Collected data entries:
□ □ □ □ □ □ □

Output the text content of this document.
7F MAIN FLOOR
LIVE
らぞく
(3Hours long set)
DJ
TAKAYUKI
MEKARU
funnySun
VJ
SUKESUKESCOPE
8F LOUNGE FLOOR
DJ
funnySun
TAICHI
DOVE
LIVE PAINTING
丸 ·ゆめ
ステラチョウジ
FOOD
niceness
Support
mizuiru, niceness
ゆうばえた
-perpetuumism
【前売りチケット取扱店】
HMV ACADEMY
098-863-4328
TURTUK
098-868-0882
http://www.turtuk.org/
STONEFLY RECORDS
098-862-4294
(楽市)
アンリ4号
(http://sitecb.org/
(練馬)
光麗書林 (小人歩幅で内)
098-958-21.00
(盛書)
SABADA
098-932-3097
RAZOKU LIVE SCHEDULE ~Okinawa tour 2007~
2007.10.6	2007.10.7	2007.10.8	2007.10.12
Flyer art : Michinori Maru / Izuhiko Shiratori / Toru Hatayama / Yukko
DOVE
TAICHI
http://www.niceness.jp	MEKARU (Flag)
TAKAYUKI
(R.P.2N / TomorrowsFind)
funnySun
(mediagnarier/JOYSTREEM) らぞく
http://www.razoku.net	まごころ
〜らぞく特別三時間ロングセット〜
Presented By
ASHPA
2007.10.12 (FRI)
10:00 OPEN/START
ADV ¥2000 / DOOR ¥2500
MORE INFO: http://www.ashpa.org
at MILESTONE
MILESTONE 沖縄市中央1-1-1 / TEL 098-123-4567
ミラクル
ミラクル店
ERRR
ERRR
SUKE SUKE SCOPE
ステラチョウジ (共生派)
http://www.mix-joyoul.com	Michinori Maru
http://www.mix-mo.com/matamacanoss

□ □ □ □ □ □ □

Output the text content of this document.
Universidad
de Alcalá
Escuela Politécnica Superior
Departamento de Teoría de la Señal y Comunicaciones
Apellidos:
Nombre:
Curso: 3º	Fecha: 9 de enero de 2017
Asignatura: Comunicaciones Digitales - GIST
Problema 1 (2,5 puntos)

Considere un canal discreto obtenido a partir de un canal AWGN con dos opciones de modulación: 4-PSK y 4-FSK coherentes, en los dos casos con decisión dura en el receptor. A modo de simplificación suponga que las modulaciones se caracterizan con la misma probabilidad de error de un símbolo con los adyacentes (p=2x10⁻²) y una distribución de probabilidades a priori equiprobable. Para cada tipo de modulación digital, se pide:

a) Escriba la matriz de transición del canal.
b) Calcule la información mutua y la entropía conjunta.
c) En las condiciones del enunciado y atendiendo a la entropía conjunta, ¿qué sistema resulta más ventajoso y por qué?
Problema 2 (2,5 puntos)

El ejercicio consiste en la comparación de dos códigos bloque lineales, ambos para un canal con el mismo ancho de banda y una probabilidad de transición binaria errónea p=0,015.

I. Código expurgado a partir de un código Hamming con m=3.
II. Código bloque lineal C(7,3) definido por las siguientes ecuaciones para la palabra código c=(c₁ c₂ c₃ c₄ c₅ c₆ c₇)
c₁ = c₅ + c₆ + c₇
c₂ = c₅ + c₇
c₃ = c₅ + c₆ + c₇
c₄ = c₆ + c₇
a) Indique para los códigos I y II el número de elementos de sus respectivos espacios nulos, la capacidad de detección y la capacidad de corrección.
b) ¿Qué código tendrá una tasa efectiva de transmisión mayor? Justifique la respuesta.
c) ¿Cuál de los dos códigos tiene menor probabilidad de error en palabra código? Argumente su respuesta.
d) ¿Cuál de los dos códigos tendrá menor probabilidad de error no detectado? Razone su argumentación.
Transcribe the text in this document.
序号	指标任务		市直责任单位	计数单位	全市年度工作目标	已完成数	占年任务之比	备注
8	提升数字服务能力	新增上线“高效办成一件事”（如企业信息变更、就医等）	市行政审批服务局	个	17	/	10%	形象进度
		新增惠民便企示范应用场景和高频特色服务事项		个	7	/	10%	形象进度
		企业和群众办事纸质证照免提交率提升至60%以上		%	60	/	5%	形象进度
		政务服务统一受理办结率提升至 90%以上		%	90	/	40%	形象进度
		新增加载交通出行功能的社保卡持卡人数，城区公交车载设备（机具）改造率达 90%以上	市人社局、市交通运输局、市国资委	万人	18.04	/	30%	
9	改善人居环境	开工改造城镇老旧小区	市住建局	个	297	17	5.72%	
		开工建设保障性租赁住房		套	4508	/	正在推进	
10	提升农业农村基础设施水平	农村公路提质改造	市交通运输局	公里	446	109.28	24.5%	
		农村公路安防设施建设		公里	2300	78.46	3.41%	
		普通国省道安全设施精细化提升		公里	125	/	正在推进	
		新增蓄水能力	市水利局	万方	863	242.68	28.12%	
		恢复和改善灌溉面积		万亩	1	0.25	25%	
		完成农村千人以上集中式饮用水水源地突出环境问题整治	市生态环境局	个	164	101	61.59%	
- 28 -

□ □ □ □ □ □ □

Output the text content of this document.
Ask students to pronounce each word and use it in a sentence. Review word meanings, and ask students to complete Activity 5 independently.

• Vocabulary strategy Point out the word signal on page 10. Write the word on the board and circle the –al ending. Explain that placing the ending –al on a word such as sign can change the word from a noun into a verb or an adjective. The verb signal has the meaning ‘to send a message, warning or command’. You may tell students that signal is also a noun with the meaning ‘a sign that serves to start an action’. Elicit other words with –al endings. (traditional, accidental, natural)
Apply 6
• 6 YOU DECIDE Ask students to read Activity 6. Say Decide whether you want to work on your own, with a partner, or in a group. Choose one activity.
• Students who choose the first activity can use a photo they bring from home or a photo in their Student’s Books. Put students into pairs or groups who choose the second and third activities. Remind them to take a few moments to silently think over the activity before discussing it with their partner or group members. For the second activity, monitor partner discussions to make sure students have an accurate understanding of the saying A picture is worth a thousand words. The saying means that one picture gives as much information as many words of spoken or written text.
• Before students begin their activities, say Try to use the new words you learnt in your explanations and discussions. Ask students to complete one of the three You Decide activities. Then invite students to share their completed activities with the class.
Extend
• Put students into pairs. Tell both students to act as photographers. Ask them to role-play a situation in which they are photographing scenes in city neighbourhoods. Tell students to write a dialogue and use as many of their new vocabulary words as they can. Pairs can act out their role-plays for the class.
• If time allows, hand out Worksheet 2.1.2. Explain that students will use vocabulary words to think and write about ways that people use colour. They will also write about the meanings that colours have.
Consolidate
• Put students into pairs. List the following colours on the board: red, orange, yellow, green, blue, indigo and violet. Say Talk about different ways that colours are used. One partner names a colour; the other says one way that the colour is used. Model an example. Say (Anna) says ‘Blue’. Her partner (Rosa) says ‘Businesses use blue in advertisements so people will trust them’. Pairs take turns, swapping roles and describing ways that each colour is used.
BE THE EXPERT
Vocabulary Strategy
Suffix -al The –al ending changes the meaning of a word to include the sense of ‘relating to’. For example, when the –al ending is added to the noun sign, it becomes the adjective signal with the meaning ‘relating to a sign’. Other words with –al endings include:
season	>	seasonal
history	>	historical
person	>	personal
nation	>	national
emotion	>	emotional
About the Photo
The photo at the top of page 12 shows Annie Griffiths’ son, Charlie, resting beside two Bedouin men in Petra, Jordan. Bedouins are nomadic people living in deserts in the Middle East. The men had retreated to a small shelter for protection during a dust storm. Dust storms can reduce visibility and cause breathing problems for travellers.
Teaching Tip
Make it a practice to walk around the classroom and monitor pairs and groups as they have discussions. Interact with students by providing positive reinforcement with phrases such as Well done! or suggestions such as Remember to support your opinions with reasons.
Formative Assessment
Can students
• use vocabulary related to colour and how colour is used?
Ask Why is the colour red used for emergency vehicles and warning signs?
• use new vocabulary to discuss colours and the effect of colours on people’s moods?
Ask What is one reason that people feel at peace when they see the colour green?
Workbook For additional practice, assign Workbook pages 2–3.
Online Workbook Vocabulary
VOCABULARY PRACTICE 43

□ □ □ □ □ □ □

WHAT YOU HAVE TO DO
Find how many lines in the listing hold "signal", and reply with that number only.

SOLUTION BELOW
2